*Work instructions*
Sort through the data and copy the lines holding the word "Démo".

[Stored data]
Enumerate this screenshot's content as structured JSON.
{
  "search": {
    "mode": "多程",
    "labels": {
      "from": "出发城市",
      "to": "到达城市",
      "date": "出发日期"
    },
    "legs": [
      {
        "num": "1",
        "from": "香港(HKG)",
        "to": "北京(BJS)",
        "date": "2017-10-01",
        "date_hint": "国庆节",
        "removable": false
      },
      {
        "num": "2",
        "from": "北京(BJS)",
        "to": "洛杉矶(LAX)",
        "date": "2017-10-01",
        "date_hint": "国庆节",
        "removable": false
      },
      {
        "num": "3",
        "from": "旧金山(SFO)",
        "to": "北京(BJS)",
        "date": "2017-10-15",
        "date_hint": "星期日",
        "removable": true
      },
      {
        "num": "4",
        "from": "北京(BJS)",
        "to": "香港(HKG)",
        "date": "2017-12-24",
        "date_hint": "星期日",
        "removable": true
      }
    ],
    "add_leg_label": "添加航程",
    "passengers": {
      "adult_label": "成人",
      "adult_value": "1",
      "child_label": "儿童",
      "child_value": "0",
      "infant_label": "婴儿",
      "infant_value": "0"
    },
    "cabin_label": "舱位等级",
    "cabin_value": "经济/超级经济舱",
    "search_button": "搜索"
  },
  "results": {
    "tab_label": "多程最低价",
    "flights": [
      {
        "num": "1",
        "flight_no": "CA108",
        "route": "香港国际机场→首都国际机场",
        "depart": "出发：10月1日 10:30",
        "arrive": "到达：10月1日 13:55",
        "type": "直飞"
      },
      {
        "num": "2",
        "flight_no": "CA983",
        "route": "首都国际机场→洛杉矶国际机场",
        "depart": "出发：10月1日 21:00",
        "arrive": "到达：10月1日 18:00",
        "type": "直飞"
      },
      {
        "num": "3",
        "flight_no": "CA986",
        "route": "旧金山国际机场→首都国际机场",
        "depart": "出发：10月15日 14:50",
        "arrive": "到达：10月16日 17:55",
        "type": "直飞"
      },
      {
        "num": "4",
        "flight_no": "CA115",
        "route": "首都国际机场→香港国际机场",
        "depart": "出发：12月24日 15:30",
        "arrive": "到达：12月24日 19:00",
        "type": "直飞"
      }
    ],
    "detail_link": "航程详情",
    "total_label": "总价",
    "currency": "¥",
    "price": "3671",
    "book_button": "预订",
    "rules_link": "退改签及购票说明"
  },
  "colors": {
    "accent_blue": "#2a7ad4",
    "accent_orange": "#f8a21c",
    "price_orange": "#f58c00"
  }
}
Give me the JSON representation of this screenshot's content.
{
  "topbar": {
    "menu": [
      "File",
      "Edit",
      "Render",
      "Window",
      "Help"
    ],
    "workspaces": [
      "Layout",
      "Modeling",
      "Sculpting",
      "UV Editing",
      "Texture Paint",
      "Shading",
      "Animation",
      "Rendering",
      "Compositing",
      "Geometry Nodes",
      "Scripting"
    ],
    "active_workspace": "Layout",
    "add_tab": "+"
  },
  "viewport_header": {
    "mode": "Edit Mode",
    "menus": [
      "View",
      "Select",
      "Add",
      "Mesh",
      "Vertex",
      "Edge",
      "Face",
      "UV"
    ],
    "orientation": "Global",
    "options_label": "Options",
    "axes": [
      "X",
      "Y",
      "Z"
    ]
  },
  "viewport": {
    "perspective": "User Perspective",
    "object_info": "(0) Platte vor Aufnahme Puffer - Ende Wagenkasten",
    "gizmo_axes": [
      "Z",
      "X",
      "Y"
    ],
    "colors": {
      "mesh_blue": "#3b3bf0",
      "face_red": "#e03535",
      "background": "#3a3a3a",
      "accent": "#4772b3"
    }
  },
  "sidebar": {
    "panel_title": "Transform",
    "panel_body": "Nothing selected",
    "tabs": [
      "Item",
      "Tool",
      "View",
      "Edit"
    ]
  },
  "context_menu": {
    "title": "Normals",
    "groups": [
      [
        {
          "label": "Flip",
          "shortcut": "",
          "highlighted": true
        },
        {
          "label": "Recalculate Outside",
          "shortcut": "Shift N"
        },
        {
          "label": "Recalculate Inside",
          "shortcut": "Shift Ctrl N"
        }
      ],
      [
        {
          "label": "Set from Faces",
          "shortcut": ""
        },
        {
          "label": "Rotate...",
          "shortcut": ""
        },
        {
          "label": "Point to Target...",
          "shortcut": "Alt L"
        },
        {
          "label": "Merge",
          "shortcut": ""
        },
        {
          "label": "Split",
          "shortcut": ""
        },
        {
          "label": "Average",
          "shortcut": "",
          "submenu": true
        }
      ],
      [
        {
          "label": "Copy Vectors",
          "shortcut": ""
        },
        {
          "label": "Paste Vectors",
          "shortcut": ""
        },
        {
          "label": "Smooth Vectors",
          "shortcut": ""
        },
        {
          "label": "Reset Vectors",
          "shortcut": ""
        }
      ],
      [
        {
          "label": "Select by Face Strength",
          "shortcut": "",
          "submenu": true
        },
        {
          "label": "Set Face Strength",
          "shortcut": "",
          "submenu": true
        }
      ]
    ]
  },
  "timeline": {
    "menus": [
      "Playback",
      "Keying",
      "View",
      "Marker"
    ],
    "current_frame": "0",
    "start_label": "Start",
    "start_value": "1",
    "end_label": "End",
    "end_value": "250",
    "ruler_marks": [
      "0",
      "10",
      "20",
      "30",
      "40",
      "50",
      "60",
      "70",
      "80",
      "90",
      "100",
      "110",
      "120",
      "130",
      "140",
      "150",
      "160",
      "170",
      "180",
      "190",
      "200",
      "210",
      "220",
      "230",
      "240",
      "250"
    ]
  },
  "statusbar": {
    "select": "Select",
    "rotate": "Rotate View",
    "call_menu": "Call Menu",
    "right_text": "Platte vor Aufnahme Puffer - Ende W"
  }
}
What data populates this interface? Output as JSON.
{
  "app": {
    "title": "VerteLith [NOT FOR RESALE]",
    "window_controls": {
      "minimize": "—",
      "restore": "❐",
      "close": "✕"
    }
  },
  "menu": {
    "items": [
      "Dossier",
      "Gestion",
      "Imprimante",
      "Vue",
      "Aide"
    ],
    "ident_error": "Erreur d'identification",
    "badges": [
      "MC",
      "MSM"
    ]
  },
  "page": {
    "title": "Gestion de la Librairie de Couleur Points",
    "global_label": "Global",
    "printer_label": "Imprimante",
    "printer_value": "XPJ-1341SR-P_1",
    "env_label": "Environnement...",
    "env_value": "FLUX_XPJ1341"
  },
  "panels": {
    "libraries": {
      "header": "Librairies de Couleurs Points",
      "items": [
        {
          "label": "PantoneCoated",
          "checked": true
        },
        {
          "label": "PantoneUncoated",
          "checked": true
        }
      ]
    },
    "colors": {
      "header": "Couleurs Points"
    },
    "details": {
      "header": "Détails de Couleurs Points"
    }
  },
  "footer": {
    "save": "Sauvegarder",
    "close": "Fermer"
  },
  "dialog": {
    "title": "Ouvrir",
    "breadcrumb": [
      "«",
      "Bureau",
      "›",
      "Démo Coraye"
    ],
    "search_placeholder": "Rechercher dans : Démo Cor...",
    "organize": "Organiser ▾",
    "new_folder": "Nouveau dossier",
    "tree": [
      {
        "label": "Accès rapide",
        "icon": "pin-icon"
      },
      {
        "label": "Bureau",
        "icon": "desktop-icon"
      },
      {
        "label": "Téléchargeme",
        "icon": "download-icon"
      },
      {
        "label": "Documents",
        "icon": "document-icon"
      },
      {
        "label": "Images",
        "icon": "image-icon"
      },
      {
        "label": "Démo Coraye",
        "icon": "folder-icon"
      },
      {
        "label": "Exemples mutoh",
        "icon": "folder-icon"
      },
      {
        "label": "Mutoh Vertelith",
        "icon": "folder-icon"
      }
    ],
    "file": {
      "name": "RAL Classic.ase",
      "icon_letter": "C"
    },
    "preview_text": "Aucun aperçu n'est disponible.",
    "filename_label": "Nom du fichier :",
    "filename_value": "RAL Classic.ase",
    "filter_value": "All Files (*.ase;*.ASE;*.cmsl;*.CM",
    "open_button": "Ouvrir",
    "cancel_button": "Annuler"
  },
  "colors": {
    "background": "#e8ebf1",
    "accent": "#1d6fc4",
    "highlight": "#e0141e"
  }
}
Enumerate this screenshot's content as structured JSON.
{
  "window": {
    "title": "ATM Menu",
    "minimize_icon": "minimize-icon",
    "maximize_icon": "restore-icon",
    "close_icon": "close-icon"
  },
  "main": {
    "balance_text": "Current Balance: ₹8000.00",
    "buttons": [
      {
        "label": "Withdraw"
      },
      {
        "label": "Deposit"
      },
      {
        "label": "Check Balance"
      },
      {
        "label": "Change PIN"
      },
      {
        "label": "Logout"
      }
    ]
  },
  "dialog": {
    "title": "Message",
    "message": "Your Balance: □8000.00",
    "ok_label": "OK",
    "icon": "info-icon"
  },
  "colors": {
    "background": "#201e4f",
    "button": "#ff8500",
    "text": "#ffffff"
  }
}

*Completed exercise*
      "Démo Coraye"
    "search_placeholder": "Rechercher dans : Démo Cor...",
        "label": "Démo Coraye",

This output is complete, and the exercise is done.